Goal:
Collect all lines from the records below that include the word "text".

── Task data ──

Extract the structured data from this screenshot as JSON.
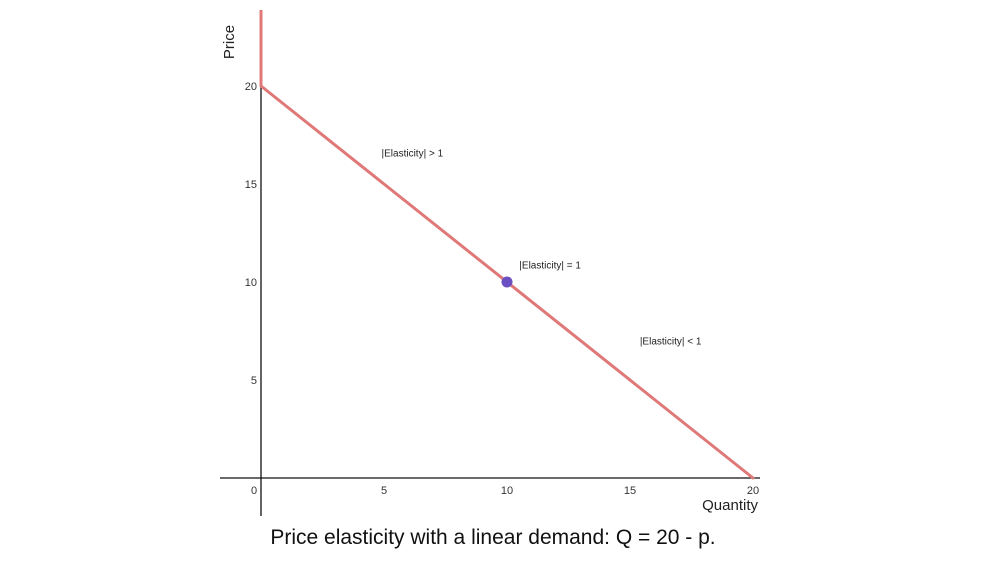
{
  "chart_data": {
    "type": "line",
    "title": "",
    "xlabel": "Quantity",
    "ylabel": "Price",
    "xlim": [
      0,
      20
    ],
    "ylim": [
      0,
      20
    ],
    "x_ticks": [
      0,
      5,
      10,
      15,
      20
    ],
    "y_ticks": [
      5,
      10,
      15,
      20
    ],
    "series": [
      {
        "color": "#e07878",
        "points": [
          [
            0,
            20
          ],
          [
            20,
            0
          ]
        ]
      }
    ],
    "vertical_segment": {
      "x": 0,
      "from_y": 20,
      "color": "#e07878"
    },
    "points": [
      {
        "x": 10,
        "y": 10,
        "color": "#6a4fc2"
      }
    ],
    "annotations": [
      {
        "text": "|Elasticity| > 1",
        "x": 4.9,
        "y": 16.4
      },
      {
        "text": "|Elasticity| = 1",
        "x": 10.5,
        "y": 10.7
      },
      {
        "text": "|Elasticity| < 1",
        "x": 15.4,
        "y": 6.8
      }
    ],
    "grid": false
  },
  "caption": "Price elasticity with a linear demand: Q = 20 - p."
}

───

Output for this exercise:
        "text": "|Elasticity| > 1",
        "text": "|Elasticity| = 1",
        "text": "|Elasticity| < 1",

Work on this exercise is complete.